TO DO
Identify the lines that contain the word "sowie" and copy each one.

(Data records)
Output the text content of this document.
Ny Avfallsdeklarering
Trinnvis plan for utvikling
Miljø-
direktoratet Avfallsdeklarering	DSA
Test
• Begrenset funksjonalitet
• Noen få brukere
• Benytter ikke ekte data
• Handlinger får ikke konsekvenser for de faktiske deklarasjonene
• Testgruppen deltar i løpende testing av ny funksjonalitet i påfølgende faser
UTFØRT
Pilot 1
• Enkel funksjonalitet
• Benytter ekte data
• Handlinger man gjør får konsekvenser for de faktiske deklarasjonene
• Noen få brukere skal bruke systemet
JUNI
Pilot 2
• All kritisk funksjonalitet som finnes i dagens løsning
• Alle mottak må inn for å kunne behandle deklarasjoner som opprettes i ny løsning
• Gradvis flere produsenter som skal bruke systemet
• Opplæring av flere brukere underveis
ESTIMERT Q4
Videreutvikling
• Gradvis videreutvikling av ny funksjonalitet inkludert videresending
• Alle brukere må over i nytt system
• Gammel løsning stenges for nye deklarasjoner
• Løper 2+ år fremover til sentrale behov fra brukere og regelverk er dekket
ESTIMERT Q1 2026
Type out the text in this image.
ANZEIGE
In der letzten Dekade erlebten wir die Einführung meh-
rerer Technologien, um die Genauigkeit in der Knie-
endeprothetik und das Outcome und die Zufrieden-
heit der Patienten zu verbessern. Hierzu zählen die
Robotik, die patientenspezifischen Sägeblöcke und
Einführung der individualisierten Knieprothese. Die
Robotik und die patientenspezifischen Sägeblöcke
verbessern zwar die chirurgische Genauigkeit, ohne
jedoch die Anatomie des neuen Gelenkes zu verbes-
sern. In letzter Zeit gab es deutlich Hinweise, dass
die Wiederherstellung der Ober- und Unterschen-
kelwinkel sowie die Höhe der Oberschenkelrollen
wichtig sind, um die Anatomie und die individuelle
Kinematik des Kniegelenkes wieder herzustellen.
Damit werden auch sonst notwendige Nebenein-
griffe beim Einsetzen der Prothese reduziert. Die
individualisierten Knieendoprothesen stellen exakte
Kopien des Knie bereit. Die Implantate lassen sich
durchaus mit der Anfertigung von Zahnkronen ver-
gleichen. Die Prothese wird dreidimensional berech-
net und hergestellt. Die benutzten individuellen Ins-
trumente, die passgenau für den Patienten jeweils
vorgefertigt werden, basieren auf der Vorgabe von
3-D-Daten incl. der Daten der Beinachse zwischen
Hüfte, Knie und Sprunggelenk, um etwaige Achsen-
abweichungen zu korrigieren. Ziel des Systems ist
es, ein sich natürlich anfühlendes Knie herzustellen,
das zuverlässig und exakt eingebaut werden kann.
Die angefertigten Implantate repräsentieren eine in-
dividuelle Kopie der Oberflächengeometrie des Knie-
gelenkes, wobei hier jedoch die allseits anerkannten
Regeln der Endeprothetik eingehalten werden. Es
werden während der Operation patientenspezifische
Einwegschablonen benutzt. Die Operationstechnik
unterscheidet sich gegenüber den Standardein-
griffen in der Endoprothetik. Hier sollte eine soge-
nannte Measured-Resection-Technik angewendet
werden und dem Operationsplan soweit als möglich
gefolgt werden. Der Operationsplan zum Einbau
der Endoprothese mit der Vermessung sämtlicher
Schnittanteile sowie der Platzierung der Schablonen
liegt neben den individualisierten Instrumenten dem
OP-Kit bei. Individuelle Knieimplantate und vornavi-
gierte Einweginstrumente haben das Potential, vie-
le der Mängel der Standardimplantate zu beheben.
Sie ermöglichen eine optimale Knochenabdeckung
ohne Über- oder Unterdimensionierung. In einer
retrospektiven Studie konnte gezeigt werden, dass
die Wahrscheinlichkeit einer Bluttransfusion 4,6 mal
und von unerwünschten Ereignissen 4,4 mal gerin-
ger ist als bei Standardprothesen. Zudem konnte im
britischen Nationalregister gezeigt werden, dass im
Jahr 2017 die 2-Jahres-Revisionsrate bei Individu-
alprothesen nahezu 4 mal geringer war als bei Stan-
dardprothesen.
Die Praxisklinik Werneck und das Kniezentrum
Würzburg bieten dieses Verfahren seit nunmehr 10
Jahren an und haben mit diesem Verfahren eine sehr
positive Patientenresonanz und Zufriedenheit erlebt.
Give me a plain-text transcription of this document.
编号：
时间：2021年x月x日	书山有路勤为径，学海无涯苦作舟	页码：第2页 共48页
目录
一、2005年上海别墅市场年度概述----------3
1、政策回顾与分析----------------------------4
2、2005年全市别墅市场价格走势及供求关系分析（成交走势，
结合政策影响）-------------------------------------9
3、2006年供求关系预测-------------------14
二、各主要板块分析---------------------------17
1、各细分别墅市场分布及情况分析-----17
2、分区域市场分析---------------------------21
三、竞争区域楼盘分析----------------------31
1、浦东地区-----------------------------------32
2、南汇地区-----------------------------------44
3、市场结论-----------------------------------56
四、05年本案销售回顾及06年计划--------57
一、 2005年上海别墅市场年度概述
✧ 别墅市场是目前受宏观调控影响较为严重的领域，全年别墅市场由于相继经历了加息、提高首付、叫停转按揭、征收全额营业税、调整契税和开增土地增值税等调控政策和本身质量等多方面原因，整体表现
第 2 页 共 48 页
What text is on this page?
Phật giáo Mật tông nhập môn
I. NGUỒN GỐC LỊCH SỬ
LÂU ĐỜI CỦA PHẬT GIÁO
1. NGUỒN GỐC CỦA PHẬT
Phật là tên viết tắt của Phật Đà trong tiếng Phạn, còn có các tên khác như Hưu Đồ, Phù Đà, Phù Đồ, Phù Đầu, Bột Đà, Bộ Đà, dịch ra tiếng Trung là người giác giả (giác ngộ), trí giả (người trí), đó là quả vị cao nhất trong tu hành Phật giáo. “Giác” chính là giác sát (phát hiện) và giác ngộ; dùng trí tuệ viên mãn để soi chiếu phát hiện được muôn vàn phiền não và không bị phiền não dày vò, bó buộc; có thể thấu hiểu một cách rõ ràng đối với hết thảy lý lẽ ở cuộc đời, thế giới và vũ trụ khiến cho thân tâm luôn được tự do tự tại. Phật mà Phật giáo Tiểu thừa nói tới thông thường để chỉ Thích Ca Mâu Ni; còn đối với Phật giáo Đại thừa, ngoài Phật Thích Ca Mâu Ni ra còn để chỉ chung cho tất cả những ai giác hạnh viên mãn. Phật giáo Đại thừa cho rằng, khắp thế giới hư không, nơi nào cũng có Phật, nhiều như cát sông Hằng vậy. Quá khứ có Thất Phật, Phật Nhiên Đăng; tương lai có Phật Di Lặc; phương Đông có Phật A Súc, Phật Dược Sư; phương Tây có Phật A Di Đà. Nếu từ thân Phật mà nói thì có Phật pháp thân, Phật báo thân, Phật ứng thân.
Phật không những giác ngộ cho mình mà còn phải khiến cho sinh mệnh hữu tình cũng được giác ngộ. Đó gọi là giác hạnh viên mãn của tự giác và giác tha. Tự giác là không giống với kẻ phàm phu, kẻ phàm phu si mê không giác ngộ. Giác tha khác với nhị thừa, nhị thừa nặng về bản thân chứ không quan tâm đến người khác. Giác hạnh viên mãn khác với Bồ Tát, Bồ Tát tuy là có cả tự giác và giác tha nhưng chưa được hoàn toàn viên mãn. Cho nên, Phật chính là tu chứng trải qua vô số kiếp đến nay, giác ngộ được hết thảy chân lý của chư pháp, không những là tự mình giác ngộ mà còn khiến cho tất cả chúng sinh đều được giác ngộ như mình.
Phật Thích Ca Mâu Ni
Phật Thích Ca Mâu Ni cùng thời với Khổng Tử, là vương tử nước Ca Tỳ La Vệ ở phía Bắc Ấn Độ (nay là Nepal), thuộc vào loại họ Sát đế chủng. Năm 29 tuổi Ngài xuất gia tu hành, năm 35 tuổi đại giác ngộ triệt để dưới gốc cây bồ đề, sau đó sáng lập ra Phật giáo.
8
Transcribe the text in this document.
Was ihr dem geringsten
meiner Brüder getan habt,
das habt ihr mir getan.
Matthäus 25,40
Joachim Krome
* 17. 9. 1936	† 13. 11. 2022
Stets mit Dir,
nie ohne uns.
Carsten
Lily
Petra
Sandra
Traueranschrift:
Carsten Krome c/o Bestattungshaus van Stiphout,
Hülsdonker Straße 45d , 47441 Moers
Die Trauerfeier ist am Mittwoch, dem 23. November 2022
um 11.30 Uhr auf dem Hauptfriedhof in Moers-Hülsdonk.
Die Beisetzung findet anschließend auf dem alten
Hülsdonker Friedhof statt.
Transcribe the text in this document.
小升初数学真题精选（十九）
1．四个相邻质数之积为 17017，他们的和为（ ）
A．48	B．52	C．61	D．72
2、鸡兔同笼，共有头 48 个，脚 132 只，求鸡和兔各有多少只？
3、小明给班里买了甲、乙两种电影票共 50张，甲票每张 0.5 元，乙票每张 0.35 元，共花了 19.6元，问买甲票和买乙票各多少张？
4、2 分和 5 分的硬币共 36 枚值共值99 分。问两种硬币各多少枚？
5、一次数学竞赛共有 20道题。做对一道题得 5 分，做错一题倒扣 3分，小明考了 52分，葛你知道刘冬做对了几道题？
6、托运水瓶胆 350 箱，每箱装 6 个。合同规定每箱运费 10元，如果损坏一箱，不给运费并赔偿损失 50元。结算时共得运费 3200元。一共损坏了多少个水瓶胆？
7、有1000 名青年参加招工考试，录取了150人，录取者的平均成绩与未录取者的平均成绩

THE RESULT
kelwinkel sowie die Höhe der Oberschenkelrollen
Schnittanteile sowie der Platzierung der Schablonen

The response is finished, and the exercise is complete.